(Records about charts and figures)
╔══
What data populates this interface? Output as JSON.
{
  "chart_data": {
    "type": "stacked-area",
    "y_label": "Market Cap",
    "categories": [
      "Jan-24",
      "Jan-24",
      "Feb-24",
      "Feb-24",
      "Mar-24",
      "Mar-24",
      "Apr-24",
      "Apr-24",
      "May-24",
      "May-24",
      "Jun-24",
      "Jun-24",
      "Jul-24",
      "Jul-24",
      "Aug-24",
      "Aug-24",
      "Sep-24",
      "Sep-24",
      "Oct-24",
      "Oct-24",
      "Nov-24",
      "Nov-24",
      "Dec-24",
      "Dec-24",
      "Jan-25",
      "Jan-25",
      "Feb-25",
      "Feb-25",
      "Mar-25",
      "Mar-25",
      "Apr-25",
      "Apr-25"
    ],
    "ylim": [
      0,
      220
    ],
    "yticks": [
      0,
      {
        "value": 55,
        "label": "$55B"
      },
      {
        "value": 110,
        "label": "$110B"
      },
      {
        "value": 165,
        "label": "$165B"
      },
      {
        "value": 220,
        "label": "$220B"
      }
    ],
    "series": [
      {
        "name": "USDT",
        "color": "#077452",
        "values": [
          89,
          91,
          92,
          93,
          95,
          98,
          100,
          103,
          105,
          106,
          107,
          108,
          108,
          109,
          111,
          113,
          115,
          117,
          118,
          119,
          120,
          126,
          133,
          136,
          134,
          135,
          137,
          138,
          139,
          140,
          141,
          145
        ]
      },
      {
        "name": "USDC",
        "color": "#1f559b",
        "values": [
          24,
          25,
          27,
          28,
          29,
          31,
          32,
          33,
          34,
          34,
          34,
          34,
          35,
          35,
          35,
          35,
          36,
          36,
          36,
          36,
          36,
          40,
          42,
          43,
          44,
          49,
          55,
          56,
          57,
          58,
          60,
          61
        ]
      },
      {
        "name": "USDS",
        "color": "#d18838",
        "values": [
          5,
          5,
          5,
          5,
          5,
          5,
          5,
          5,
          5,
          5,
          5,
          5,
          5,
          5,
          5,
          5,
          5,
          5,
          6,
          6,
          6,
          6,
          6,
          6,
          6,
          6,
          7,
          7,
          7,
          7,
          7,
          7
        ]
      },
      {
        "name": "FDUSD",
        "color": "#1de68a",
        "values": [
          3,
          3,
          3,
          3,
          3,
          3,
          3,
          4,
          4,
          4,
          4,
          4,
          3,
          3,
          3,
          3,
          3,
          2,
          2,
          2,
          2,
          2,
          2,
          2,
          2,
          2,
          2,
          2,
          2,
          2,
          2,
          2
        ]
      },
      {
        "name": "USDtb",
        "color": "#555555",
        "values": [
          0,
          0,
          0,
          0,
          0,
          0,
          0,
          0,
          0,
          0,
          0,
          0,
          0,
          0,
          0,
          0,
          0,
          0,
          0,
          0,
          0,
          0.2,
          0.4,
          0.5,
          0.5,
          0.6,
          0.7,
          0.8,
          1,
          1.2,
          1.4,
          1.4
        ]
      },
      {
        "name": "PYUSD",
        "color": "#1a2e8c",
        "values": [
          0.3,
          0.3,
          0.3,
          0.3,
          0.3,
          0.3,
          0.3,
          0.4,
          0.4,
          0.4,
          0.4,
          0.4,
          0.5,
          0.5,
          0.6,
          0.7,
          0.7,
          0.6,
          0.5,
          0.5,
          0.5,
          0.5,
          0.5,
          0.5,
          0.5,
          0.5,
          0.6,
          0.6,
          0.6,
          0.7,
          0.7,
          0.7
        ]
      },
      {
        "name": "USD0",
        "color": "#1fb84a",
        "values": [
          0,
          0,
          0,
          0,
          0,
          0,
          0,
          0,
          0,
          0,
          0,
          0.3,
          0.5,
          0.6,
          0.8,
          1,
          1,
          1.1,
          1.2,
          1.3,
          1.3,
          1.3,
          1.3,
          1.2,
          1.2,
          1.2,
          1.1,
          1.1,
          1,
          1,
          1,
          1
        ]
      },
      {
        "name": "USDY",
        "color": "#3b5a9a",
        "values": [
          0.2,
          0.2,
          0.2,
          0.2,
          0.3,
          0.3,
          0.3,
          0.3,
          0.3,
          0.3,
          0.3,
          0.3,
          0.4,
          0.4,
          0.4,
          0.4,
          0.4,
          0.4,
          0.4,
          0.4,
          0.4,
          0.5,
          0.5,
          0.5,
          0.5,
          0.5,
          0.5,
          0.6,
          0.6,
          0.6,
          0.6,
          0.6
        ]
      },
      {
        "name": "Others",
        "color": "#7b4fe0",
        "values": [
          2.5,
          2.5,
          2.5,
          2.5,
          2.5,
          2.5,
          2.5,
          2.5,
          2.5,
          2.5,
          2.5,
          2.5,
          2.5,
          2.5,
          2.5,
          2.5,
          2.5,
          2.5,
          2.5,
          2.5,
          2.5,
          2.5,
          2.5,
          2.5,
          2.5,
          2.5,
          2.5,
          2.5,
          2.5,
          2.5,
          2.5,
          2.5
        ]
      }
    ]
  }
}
╚══
EXERCISE INSTRUCTIONS: Track down every line of the material containing the string "color", and copy it.

EXERCISE ANSWER:
        "color": "#077452",
        "color": "#1f559b",
        "color": "#d18838",
        "color": "#1de68a",
        "color": "#555555",
        "color": "#1a2e8c",
        "color": "#1fb84a",
        "color": "#3b5a9a",
        "color": "#7b4fe0",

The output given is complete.